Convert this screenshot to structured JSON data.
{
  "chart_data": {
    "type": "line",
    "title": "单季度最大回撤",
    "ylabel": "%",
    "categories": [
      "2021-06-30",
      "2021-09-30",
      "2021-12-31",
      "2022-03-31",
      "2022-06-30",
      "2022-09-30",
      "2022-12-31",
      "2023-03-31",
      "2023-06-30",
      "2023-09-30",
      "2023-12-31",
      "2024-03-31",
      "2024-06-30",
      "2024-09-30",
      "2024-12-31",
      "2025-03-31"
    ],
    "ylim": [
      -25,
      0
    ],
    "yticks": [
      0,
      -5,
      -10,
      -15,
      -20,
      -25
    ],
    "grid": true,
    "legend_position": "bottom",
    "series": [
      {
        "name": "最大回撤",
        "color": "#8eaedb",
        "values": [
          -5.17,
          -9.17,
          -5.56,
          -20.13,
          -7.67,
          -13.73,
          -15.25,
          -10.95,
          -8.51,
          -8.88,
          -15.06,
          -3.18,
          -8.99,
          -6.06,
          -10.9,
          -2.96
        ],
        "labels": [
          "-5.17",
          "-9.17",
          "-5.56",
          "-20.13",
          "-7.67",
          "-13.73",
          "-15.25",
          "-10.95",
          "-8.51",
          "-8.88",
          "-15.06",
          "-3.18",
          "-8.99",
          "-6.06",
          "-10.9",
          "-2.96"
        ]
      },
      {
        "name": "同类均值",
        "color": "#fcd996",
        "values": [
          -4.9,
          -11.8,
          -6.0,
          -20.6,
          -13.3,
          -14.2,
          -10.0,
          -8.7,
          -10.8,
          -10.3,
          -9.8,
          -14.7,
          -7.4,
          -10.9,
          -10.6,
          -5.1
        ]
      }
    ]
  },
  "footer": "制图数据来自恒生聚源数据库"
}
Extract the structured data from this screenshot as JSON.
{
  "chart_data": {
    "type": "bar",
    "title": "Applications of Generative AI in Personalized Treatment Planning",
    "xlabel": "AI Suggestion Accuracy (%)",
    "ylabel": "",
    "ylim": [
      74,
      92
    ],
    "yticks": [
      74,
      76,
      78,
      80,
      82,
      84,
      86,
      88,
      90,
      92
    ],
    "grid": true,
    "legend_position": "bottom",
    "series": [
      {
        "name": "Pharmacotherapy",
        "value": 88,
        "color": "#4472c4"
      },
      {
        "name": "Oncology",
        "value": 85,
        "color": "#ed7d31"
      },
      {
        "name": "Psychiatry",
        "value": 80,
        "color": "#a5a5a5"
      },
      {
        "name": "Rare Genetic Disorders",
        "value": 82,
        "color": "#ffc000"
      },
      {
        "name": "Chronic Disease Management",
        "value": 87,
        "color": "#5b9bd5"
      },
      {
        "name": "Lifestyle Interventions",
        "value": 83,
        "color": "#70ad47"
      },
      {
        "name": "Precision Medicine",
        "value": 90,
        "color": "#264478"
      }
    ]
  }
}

···

Without omitting anything, output the entries exactly.

> TASK SOLUTION:
Convert this screenshot to structured JSON data.
{
  "chart_data": {
    "type": "line",
    "title": "单季度最大回撤",
    "ylabel": "%",
    "categories": [
      "2021-06-30",
      "2021-09-30",
      "2021-12-31",
      "2022-03-31",
      "2022-06-30",
      "2022-09-30",
      "2022-12-31",
      "2023-03-31",
      "2023-06-30",
      "2023-09-30",
      "2023-12-31",
      "2024-03-31",
      "2024-06-30",
      "2024-09-30",
      "2024-12-31",
      "2025-03-31"
    ],
    "ylim": [
      -25,
      0
    ],
    "yticks": [
      0,
      -5,
      -10,
      -15,
      -20,
      -25
    ],
    "grid": true,
    "legend_position": "bottom",
    "series": [
      {
        "name": "最大回撤",
        "color": "#8eaedb",
        "values": [
          -5.17,
          -9.17,
          -5.56,
          -20.13,
          -7.67,
          -13.73,
          -15.25,
          -10.95,
          -8.51,
          -8.88,
          -15.06,
          -3.18,
          -8.99,
          -6.06,
          -10.9,
          -2.96
        ],
        "labels": [
          "-5.17",
          "-9.17",
          "-5.56",
          "-20.13",
          "-7.67",
          "-13.73",
          "-15.25",
          "-10.95",
          "-8.51",
          "-8.88",
          "-15.06",
          "-3.18",
          "-8.99",
          "-6.06",
          "-10.9",
          "-2.96"
        ]
      },
      {
        "name": "同类均值",
        "color": "#fcd996",
        "values": [
          -4.9,
          -11.8,
          -6.0,
          -20.6,
          -13.3,
          -14.2,
          -10.0,
          -8.7,
          -10.8,
          -10.3,
          -9.8,
          -14.7,
          -7.4,
          -10.9,
          -10.6,
          -5.1
        ]
      }
    ]
  },
  "footer": "制图数据来自恒生聚源数据库"
}
Extract the structured data from this screenshot as JSON.
{
  "chart_data": {
    "type": "bar",
    "title": "Applications of Generative AI in Personalized Treatment Planning",
    "xlabel": "AI Suggestion Accuracy (%)",
    "ylabel": "",
    "ylim": [
      74,
      92
    ],
    "yticks": [
      74,
      76,
      78,
      80,
      82,
      84,
      86,
      88,
      90,
      92
    ],
    "grid": true,
    "legend_position": "bottom",
    "series": [
      {
        "name": "Pharmacotherapy",
        "value": 88,
        "color": "#4472c4"
      },
      {
        "name": "Oncology",
        "value": 85,
        "color": "#ed7d31"
      },
      {
        "name": "Psychiatry",
        "value": 80,
        "color": "#a5a5a5"
      },
      {
        "name": "Rare Genetic Disorders",
        "value": 82,
        "color": "#ffc000"
      },
      {
        "name": "Chronic Disease Management",
        "value": 87,
        "color": "#5b9bd5"
      },
      {
        "name": "Lifestyle Interventions",
        "value": 83,
        "color": "#70ad47"
      },
      {
        "name": "Precision Medicine",
        "value": 90,
        "color": "#264478"
      }
    ]
  }
}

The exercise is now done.